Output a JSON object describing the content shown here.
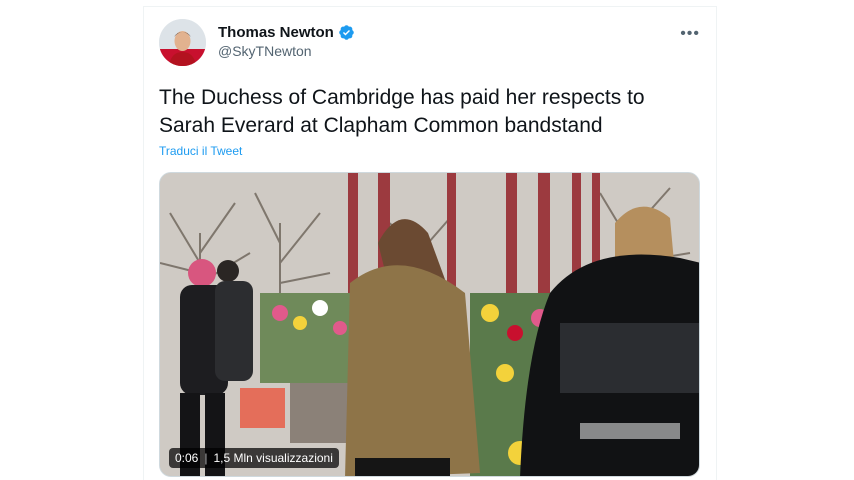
{
  "tweet": {
    "author_name": "Thomas Newton",
    "author_handle": "@SkyTNewton",
    "verified": true,
    "more_label": "•••",
    "text": "The Duchess of Cambridge has paid her respects to Sarah Everard at Clapham Common bandstand",
    "translate_label": "Traduci il Tweet",
    "video": {
      "duration": "0:06",
      "separator": "|",
      "views": "1,5 Mln visualizzazioni"
    }
  },
  "colors": {
    "accent": "#1d9bf0",
    "text": "#0f1419",
    "secondary": "#536471"
  },
  "icons": {
    "verified": "verified-badge-icon",
    "more": "more-options-icon",
    "avatar": "avatar"
  }
}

========

• Your objective: Can the entries above be repeated exactly, without their pictures?

• Exercise solution:
Output a JSON object describing the content shown here.
{
  "tweet": {
    "author_name": "Thomas Newton",
    "author_handle": "@SkyTNewton",
    "verified": true,
    "more_label": "•••",
    "text": "The Duchess of Cambridge has paid her respects to Sarah Everard at Clapham Common bandstand",
    "translate_label": "Traduci il Tweet",
    "video": {
      "duration": "0:06",
      "separator": "|",
      "views": "1,5 Mln visualizzazioni"
    }
  },
  "colors": {
    "accent": "#1d9bf0",
    "text": "#0f1419",
    "secondary": "#536471"
  },
  "icons": {
    "verified": "verified-badge-icon",
    "more": "more-options-icon",
    "avatar": "avatar"
  }
}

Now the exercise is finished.